### Items
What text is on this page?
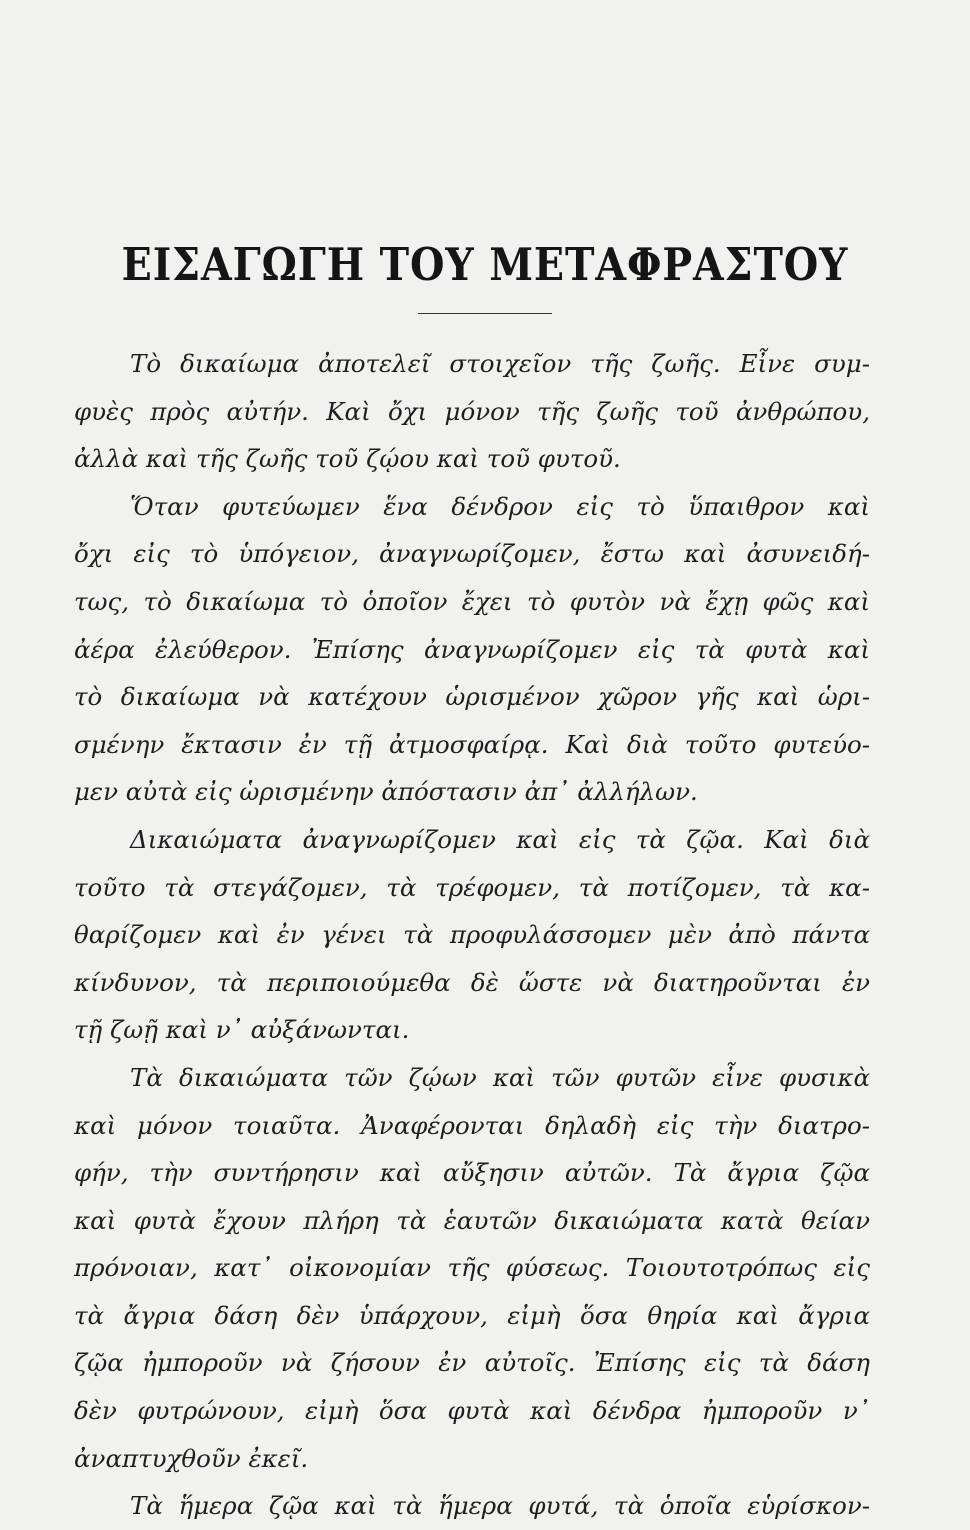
ΕΙΣΑΓΩΓΗ ΤΟΥ ΜΕΤΑΦΡΑΣΤΟΥ
Τὸ δικαίωμα ἀποτελεῖ στοιχεῖον τῆς ζωῆς. Εἶνε συμ-
φυὲς πρὸς αὐτήν. Καὶ ὄχι μόνον τῆς ζωῆς τοῦ ἀνθρώπου,
ἀλλὰ καὶ τῆς ζωῆς τοῦ ζῴου καὶ τοῦ φυτοῦ.
Ὅταν φυτεύωμεν ἕνα δένδρον εἰς τὸ ὕπαιθρον καὶ
ὄχι εἰς τὸ ὑπόγειον, ἀναγνωρίζομεν, ἔστω καὶ ἀσυνειδή-
τως, τὸ δικαίωμα τὸ ὁποῖον ἔχει τὸ φυτὸν νὰ ἔχῃ φῶς καὶ
ἀέρα ἐλεύθερον. Ἐπίσης ἀναγνωρίζομεν εἰς τὰ φυτὰ καὶ
τὸ δικαίωμα νὰ κατέχουν ὡρισμένον χῶρον γῆς καὶ ὡρι-
σμένην ἔκτασιν ἐν τῇ ἀτμοσφαίρᾳ. Καὶ διὰ τοῦτο φυτεύο-
μεν αὐτὰ εἰς ὡρισμένην ἀπόστασιν ἀπ᾽ ἀλλήλων.
Δικαιώματα ἀναγνωρίζομεν καὶ εἰς τὰ ζῷα. Καὶ διὰ
τοῦτο τὰ στεγάζομεν, τὰ τρέφομεν, τὰ ποτίζομεν, τὰ κα-
θαρίζομεν καὶ ἐν γένει τὰ προφυλάσσομεν μὲν ἀπὸ πάντα
κίνδυνον, τὰ περιποιούμεθα δὲ ὥστε νὰ διατηροῦνται ἐν
τῇ ζωῇ καὶ ν᾽ αὐξάνωνται.
Τὰ δικαιώματα τῶν ζῴων καὶ τῶν φυτῶν εἶνε φυσικὰ
καὶ μόνον τοιαῦτα. Ἀναφέρονται δηλαδὴ εἰς τὴν διατρο-
φήν, τὴν συντήρησιν καὶ αὔξησιν αὐτῶν. Τὰ ἄγρια ζῷα
καὶ φυτὰ ἔχουν πλήρη τὰ ἑαυτῶν δικαιώματα κατὰ θείαν
πρόνοιαν, κατ᾽ οἰκονομίαν τῆς φύσεως. Τοιουτοτρόπως εἰς
τὰ ἄγρια δάση δὲν ὑπάρχουν, εἰμὴ ὅσα θηρία καὶ ἄγρια
ζῷα ἠμποροῦν νὰ ζήσουν ἐν αὐτοῖς. Ἐπίσης εἰς τὰ δάση
δὲν φυτρώνουν, εἰμὴ ὅσα φυτὰ καὶ δένδρα ἠμποροῦν ν᾽
ἀναπτυχθοῦν ἐκεῖ.
Τὰ ἥμερα ζῷα καὶ τὰ ἥμερα φυτά, τὰ ὁποῖα εὑρίσκον-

### Directive
Copy the data word for word. Pictures do not go in the copy.

### Task result
What text is on this page?
ΕΙΣΑΓΩΓΗ ΤΟΥ ΜΕΤΑΦΡΑΣΤΟΥ
Τὸ δικαίωμα ἀποτελεῖ στοιχεῖον τῆς ζωῆς. Εἶνε συμ-
φυὲς πρὸς αὐτήν. Καὶ ὄχι μόνον τῆς ζωῆς τοῦ ἀνθρώπου,
ἀλλὰ καὶ τῆς ζωῆς τοῦ ζῴου καὶ τοῦ φυτοῦ.
Ὅταν φυτεύωμεν ἕνα δένδρον εἰς τὸ ὕπαιθρον καὶ
ὄχι εἰς τὸ ὑπόγειον, ἀναγνωρίζομεν, ἔστω καὶ ἀσυνειδή-
τως, τὸ δικαίωμα τὸ ὁποῖον ἔχει τὸ φυτὸν νὰ ἔχῃ φῶς καὶ
ἀέρα ἐλεύθερον. Ἐπίσης ἀναγνωρίζομεν εἰς τὰ φυτὰ καὶ
τὸ δικαίωμα νὰ κατέχουν ὡρισμένον χῶρον γῆς καὶ ὡρι-
σμένην ἔκτασιν ἐν τῇ ἀτμοσφαίρᾳ. Καὶ διὰ τοῦτο φυτεύο-
μεν αὐτὰ εἰς ὡρισμένην ἀπόστασιν ἀπ᾽ ἀλλήλων.
Δικαιώματα ἀναγνωρίζομεν καὶ εἰς τὰ ζῷα. Καὶ διὰ
τοῦτο τὰ στεγάζομεν, τὰ τρέφομεν, τὰ ποτίζομεν, τὰ κα-
θαρίζομεν καὶ ἐν γένει τὰ προφυλάσσομεν μὲν ἀπὸ πάντα
κίνδυνον, τὰ περιποιούμεθα δὲ ὥστε νὰ διατηροῦνται ἐν
τῇ ζωῇ καὶ ν᾽ αὐξάνωνται.
Τὰ δικαιώματα τῶν ζῴων καὶ τῶν φυτῶν εἶνε φυσικὰ
καὶ μόνον τοιαῦτα. Ἀναφέρονται δηλαδὴ εἰς τὴν διατρο-
φήν, τὴν συντήρησιν καὶ αὔξησιν αὐτῶν. Τὰ ἄγρια ζῷα
καὶ φυτὰ ἔχουν πλήρη τὰ ἑαυτῶν δικαιώματα κατὰ θείαν
πρόνοιαν, κατ᾽ οἰκονομίαν τῆς φύσεως. Τοιουτοτρόπως εἰς
τὰ ἄγρια δάση δὲν ὑπάρχουν, εἰμὴ ὅσα θηρία καὶ ἄγρια
ζῷα ἠμποροῦν νὰ ζήσουν ἐν αὐτοῖς. Ἐπίσης εἰς τὰ δάση
δὲν φυτρώνουν, εἰμὴ ὅσα φυτὰ καὶ δένδρα ἠμποροῦν ν᾽
ἀναπτυχθοῦν ἐκεῖ.
Τὰ ἥμερα ζῷα καὶ τὰ ἥμερα φυτά, τὰ ὁποῖα εὑρίσκον-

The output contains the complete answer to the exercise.